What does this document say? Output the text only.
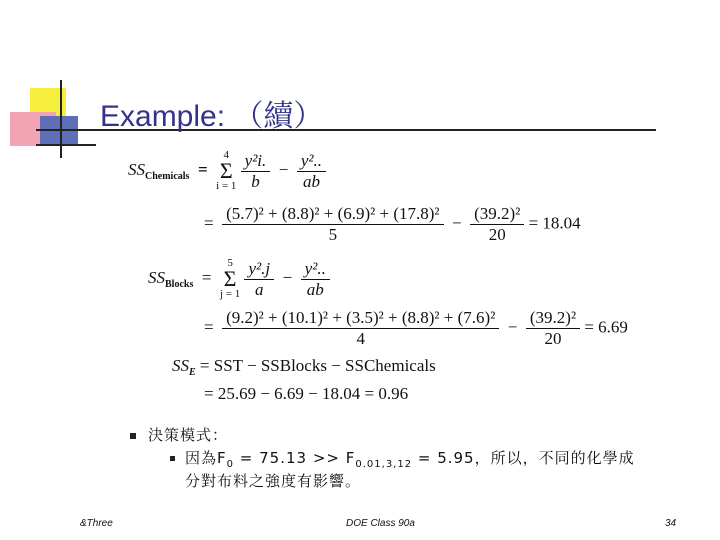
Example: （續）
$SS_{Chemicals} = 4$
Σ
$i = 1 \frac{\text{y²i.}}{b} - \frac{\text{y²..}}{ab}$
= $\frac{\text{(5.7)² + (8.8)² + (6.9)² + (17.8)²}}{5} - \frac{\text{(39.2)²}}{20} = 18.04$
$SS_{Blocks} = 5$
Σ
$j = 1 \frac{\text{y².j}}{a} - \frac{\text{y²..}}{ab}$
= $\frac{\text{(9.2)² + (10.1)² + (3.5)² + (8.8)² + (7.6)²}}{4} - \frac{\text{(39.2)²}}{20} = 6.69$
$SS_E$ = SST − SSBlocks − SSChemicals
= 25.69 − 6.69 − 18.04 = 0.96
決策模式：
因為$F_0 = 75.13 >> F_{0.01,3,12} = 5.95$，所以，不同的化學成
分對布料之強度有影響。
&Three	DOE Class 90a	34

### [Aim]
Go back to the records above and write them out exactly, without the pictures.

### [Finished exercise]
What does this document say? Output the text only.
Example: （續）
$SS_{Chemicals} = 4$
Σ
$i = 1 \frac{\text{y²i.}}{b} - \frac{\text{y²..}}{ab}$
= $\frac{\text{(5.7)² + (8.8)² + (6.9)² + (17.8)²}}{5} - \frac{\text{(39.2)²}}{20} = 18.04$
$SS_{Blocks} = 5$
Σ
$j = 1 \frac{\text{y².j}}{a} - \frac{\text{y²..}}{ab}$
= $\frac{\text{(9.2)² + (10.1)² + (3.5)² + (8.8)² + (7.6)²}}{4} - \frac{\text{(39.2)²}}{20} = 6.69$
$SS_E$ = SST − SSBlocks − SSChemicals
= 25.69 − 6.69 − 18.04 = 0.96
決策模式：
因為$F_0 = 75.13 >> F_{0.01,3,12} = 5.95$，所以，不同的化學成
分對布料之強度有影響。
&Three	DOE Class 90a	34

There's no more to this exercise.